Supplied information

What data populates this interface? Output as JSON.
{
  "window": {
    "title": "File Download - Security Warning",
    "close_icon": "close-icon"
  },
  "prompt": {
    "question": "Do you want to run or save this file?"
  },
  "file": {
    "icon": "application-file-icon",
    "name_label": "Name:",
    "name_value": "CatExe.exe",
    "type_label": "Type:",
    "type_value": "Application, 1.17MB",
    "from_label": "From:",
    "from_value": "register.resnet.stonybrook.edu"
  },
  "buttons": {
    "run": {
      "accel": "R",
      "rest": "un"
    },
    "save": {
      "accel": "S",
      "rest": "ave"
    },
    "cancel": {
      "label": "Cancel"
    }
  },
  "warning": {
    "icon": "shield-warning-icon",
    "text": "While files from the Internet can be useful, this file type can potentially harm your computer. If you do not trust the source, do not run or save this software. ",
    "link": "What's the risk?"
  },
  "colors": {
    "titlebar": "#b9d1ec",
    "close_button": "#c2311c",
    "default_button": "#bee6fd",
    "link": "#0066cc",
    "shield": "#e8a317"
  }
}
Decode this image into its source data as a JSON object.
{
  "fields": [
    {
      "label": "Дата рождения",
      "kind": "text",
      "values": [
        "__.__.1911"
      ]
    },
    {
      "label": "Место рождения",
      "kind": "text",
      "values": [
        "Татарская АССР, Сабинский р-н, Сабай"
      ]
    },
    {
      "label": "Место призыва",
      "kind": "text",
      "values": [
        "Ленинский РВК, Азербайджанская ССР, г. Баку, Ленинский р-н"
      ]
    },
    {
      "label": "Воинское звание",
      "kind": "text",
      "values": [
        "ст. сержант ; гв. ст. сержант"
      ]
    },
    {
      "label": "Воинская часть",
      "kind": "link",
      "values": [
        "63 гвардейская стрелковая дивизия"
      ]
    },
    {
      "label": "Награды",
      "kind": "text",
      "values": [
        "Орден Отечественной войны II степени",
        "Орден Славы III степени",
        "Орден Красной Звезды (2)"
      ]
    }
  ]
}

Directive
Above are some records; repeat all of them exactly.

Result for this task
What data populates this interface? Output as JSON.
{
  "window": {
    "title": "File Download - Security Warning",
    "close_icon": "close-icon"
  },
  "prompt": {
    "question": "Do you want to run or save this file?"
  },
  "file": {
    "icon": "application-file-icon",
    "name_label": "Name:",
    "name_value": "CatExe.exe",
    "type_label": "Type:",
    "type_value": "Application, 1.17MB",
    "from_label": "From:",
    "from_value": "register.resnet.stonybrook.edu"
  },
  "buttons": {
    "run": {
      "accel": "R",
      "rest": "un"
    },
    "save": {
      "accel": "S",
      "rest": "ave"
    },
    "cancel": {
      "label": "Cancel"
    }
  },
  "warning": {
    "icon": "shield-warning-icon",
    "text": "While files from the Internet can be useful, this file type can potentially harm your computer. If you do not trust the source, do not run or save this software. ",
    "link": "What's the risk?"
  },
  "colors": {
    "titlebar": "#b9d1ec",
    "close_button": "#c2311c",
    "default_button": "#bee6fd",
    "link": "#0066cc",
    "shield": "#e8a317"
  }
}
Decode this image into its source data as a JSON object.
{
  "fields": [
    {
      "label": "Дата рождения",
      "kind": "text",
      "values": [
        "__.__.1911"
      ]
    },
    {
      "label": "Место рождения",
      "kind": "text",
      "values": [
        "Татарская АССР, Сабинский р-н, Сабай"
      ]
    },
    {
      "label": "Место призыва",
      "kind": "text",
      "values": [
        "Ленинский РВК, Азербайджанская ССР, г. Баку, Ленинский р-н"
      ]
    },
    {
      "label": "Воинское звание",
      "kind": "text",
      "values": [
        "ст. сержант ; гв. ст. сержант"
      ]
    },
    {
      "label": "Воинская часть",
      "kind": "link",
      "values": [
        "63 гвардейская стрелковая дивизия"
      ]
    },
    {
      "label": "Награды",
      "kind": "text",
      "values": [
        "Орден Отечественной войны II степени",
        "Орден Славы III степени",
        "Орден Красной Звезды (2)"
      ]
    }
  ]
}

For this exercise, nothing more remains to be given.